(Dataset items)
════════════════════
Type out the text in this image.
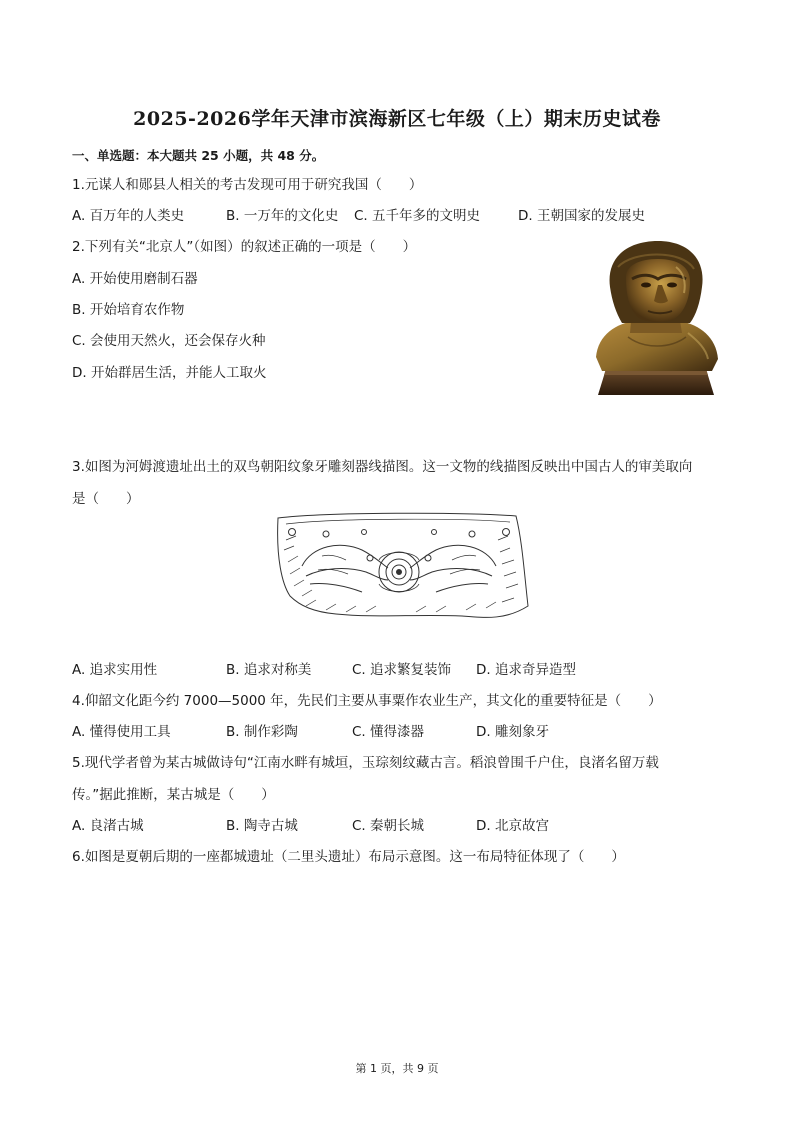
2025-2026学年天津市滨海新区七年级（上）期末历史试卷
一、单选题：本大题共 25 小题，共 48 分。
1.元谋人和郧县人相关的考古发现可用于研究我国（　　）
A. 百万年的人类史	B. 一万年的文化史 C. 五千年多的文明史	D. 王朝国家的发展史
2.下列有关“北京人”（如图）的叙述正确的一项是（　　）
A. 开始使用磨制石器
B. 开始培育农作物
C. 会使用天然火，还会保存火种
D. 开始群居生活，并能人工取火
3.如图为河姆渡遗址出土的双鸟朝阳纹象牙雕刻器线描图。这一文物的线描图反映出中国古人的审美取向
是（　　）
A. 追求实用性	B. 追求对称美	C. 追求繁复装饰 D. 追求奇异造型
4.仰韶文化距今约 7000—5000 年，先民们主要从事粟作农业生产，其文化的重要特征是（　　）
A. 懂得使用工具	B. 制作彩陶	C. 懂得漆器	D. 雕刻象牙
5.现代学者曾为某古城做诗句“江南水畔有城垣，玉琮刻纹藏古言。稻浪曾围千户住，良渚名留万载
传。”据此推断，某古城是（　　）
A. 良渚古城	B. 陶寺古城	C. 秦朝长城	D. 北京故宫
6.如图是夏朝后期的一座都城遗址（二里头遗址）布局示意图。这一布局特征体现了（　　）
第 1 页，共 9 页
════════════════════
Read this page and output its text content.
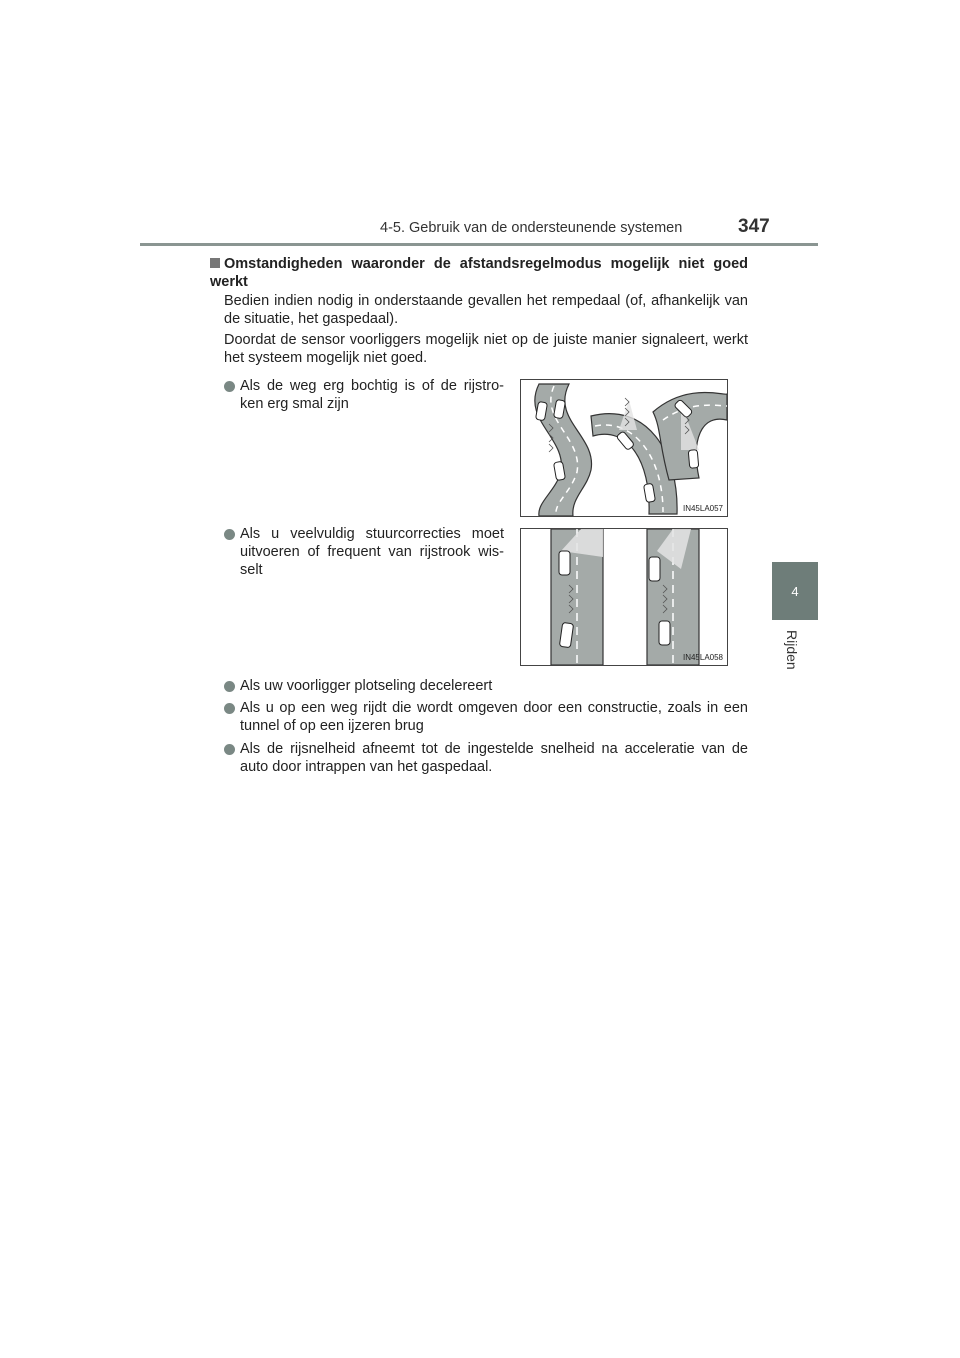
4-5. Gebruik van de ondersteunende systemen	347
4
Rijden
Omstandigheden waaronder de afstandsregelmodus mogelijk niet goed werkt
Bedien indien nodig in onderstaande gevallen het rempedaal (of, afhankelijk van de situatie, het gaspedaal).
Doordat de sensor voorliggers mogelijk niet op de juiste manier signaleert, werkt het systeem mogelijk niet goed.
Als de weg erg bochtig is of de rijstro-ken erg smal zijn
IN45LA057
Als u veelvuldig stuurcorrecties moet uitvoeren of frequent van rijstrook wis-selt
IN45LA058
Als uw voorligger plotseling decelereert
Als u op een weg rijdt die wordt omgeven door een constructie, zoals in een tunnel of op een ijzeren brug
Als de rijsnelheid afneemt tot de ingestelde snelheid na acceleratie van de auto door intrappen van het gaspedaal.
════════════════════
• _Stated problem_
Show the lines from the data above that contain the string "mogelijk".

• _Task response_
Omstandigheden waaronder de afstandsregelmodus mogelijk niet goed werkt
Doordat de sensor voorliggers mogelijk niet op de juiste manier signaleert, werkt het systeem mogelijk niet goed.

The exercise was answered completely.